STATED EXERCISE – Render the part of the listing from the line containing "figure: a b" through the line containing "x-tick-label: 79.44 bbox=[780, 495, 828, 516]", inclusive, as a numbered list, leaving out any blank lines.

***** DATA PROVIDED

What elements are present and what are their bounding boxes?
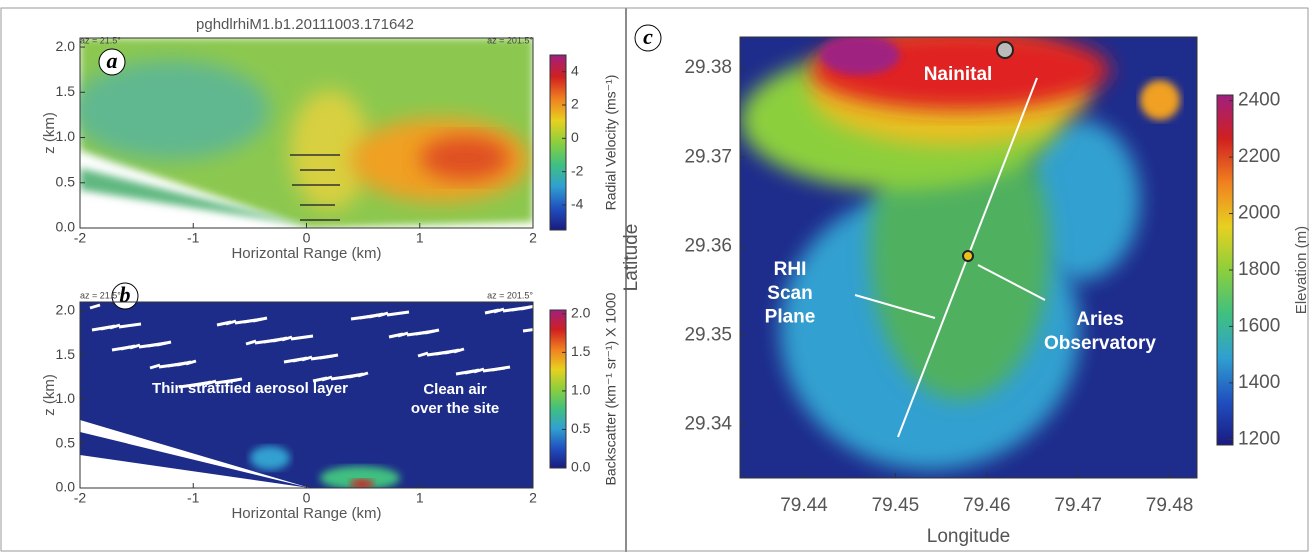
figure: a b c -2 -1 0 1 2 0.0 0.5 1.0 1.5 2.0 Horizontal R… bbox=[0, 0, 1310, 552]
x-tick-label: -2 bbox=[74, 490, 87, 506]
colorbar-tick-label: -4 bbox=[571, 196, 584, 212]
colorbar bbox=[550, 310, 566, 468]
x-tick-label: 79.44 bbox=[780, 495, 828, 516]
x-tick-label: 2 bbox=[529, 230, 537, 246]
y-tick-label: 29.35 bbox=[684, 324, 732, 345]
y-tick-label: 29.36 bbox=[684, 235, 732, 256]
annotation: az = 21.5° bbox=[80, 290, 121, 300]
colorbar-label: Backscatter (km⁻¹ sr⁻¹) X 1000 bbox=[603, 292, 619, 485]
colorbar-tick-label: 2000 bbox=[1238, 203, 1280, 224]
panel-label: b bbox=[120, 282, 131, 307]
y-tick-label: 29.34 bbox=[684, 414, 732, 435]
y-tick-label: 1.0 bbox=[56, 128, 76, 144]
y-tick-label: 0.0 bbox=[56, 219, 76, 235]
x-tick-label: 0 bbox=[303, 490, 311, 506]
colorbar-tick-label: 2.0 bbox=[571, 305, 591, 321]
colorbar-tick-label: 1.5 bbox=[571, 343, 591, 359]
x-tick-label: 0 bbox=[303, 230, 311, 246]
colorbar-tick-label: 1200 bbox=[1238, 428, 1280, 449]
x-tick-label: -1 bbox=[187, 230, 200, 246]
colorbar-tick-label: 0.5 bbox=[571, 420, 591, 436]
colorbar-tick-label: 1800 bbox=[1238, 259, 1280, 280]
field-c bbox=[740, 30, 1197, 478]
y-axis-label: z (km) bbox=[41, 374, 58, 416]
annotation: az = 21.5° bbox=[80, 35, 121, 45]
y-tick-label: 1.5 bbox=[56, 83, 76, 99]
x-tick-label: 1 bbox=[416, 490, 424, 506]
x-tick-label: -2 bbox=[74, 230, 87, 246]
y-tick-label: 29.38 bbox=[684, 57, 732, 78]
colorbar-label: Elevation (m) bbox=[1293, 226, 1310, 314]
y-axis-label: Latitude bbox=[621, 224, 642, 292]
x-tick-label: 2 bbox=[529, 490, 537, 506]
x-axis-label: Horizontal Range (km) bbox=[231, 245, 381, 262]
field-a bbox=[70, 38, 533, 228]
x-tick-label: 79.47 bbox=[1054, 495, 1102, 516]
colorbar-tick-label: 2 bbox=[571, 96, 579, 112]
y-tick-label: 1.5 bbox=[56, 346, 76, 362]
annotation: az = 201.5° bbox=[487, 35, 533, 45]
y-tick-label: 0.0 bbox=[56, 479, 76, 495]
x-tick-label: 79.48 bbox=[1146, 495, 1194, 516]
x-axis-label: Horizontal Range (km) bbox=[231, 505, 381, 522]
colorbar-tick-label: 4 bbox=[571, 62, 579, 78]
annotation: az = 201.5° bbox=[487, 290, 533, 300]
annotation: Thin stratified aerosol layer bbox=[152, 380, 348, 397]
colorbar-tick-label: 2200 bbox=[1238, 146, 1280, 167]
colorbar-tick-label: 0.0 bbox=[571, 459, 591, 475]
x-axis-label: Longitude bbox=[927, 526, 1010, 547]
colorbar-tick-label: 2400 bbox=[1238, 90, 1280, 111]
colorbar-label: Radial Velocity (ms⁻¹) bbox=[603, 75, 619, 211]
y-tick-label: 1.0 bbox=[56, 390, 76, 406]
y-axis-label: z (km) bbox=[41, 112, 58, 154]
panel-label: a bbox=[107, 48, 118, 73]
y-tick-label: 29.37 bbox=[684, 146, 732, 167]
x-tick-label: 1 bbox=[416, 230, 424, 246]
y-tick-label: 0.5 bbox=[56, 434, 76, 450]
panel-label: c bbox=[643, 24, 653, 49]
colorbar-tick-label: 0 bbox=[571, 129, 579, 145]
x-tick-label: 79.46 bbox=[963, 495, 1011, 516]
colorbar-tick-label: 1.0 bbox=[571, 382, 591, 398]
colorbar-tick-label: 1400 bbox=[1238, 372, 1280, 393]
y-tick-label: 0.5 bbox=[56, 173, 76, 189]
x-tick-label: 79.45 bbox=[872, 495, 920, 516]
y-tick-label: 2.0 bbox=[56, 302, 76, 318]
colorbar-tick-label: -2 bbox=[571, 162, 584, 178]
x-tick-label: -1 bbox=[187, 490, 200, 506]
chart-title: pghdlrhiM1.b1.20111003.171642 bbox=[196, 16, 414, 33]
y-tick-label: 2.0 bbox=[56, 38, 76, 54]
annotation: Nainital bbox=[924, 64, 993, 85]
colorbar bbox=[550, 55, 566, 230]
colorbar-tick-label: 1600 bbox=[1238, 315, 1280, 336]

**********

RIGHT ANSWER –
1. figure: a b c -2 -1 0 1 2 0.0 0.5 1.0 1.5 2.0 Horizontal R… bbox=[0, 0, 1310, 552]
2. x-tick-label: -2 bbox=[74, 490, 87, 506]
3. colorbar-tick-label: -4 bbox=[571, 196, 584, 212]
4. colorbar bbox=[550, 310, 566, 468]
5. x-tick-label: 79.44 bbox=[780, 495, 828, 516]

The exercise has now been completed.